#### [PROBLEM STATEMENT]
Each entry below is to be transcribed exactly.

[START DATASET CONTENT]

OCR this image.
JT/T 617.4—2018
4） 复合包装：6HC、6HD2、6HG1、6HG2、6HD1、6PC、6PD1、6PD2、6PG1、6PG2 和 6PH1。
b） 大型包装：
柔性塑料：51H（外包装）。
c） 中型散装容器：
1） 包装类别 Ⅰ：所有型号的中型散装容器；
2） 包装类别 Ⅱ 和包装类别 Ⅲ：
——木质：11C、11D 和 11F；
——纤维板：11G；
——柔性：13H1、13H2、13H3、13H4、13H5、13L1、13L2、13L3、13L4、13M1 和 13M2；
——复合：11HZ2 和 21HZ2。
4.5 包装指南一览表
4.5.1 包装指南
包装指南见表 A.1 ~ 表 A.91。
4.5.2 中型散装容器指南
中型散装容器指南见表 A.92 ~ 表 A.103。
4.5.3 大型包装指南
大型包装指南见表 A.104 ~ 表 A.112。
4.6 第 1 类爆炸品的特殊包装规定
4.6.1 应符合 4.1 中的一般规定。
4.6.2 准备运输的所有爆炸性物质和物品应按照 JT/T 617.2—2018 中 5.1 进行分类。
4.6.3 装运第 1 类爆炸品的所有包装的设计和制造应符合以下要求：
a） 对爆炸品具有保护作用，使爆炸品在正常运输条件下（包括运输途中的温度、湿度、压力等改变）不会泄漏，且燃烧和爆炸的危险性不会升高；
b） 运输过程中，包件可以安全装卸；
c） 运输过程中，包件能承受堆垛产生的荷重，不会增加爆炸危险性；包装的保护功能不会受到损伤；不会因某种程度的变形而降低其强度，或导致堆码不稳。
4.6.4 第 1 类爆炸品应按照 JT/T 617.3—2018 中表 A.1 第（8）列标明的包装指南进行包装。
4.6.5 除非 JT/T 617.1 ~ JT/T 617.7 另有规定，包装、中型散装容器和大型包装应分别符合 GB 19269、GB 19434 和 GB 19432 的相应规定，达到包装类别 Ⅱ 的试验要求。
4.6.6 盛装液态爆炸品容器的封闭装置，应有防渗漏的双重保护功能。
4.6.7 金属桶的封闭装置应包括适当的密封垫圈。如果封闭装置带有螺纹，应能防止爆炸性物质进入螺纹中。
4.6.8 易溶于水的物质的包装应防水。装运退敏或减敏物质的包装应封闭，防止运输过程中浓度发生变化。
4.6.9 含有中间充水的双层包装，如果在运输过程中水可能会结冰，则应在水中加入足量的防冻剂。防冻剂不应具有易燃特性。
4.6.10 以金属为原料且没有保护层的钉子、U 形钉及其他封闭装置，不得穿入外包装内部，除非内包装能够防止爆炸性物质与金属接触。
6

[END DATASET CONTENT]

#### [COMPLETED EXERCISE]
OCR this image.
JT/T 617.4—2018
4） 复合包装：6HC、6HD2、6HG1、6HG2、6HD1、6PC、6PD1、6PD2、6PG1、6PG2 和 6PH1。
b） 大型包装：
柔性塑料：51H（外包装）。
c） 中型散装容器：
1） 包装类别 Ⅰ：所有型号的中型散装容器；
2） 包装类别 Ⅱ 和包装类别 Ⅲ：
——木质：11C、11D 和 11F；
——纤维板：11G；
——柔性：13H1、13H2、13H3、13H4、13H5、13L1、13L2、13L3、13L4、13M1 和 13M2；
——复合：11HZ2 和 21HZ2。
4.5 包装指南一览表
4.5.1 包装指南
包装指南见表 A.1 ~ 表 A.91。
4.5.2 中型散装容器指南
中型散装容器指南见表 A.92 ~ 表 A.103。
4.5.3 大型包装指南
大型包装指南见表 A.104 ~ 表 A.112。
4.6 第 1 类爆炸品的特殊包装规定
4.6.1 应符合 4.1 中的一般规定。
4.6.2 准备运输的所有爆炸性物质和物品应按照 JT/T 617.2—2018 中 5.1 进行分类。
4.6.3 装运第 1 类爆炸品的所有包装的设计和制造应符合以下要求：
a） 对爆炸品具有保护作用，使爆炸品在正常运输条件下（包括运输途中的温度、湿度、压力等改变）不会泄漏，且燃烧和爆炸的危险性不会升高；
b） 运输过程中，包件可以安全装卸；
c） 运输过程中，包件能承受堆垛产生的荷重，不会增加爆炸危险性；包装的保护功能不会受到损伤；不会因某种程度的变形而降低其强度，或导致堆码不稳。
4.6.4 第 1 类爆炸品应按照 JT/T 617.3—2018 中表 A.1 第（8）列标明的包装指南进行包装。
4.6.5 除非 JT/T 617.1 ~ JT/T 617.7 另有规定，包装、中型散装容器和大型包装应分别符合 GB 19269、GB 19434 和 GB 19432 的相应规定，达到包装类别 Ⅱ 的试验要求。
4.6.6 盛装液态爆炸品容器的封闭装置，应有防渗漏的双重保护功能。
4.6.7 金属桶的封闭装置应包括适当的密封垫圈。如果封闭装置带有螺纹，应能防止爆炸性物质进入螺纹中。
4.6.8 易溶于水的物质的包装应防水。装运退敏或减敏物质的包装应封闭，防止运输过程中浓度发生变化。
4.6.9 含有中间充水的双层包装，如果在运输过程中水可能会结冰，则应在水中加入足量的防冻剂。防冻剂不应具有易燃特性。
4.6.10 以金属为原料且没有保护层的钉子、U 形钉及其他封闭装置，不得穿入外包装内部，除非内包装能够防止爆炸性物质与金属接触。
6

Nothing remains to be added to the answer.